Problem requirements – Show every line below where "famille" can be found.
━━━━━━━━━━━━━━━━━━━━
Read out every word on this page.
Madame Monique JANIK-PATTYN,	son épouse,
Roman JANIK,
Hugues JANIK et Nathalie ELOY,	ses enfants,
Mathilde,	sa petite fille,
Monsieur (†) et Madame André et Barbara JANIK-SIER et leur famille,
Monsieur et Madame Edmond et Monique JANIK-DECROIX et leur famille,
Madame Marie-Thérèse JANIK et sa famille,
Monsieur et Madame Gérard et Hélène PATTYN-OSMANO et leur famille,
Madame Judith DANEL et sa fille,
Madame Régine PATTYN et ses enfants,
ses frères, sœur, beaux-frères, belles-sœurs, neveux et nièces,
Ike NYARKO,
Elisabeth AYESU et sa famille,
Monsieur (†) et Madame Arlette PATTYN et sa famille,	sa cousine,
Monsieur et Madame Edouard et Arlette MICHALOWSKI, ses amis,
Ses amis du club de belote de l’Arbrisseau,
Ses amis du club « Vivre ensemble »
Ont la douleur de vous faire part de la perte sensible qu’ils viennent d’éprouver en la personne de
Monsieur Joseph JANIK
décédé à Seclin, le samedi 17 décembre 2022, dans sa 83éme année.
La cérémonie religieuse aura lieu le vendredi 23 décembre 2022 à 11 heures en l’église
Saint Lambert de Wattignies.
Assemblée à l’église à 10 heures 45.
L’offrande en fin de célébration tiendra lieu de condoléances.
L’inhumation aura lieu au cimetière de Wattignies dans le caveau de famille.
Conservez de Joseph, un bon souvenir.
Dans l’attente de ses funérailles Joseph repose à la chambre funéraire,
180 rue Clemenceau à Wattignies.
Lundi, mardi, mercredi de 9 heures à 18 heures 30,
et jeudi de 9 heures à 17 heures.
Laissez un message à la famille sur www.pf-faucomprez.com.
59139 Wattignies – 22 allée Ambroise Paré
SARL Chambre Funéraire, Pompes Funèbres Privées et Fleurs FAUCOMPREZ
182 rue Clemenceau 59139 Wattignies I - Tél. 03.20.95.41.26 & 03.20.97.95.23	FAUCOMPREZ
━━━━━━━━━━━━━━━━━━━━
Solution –
Monsieur (†) et Madame André et Barbara JANIK-SIER et leur famille,
Monsieur et Madame Edmond et Monique JANIK-DECROIX et leur famille,
Madame Marie-Thérèse JANIK et sa famille,
Monsieur et Madame Gérard et Hélène PATTYN-OSMANO et leur famille,
Elisabeth AYESU et sa famille,
Monsieur (†) et Madame Arlette PATTYN et sa famille,	sa cousine,
L’inhumation aura lieu au cimetière de Wattignies dans le caveau de famille.
Laissez un message à la famille sur www.pf-faucomprez.com.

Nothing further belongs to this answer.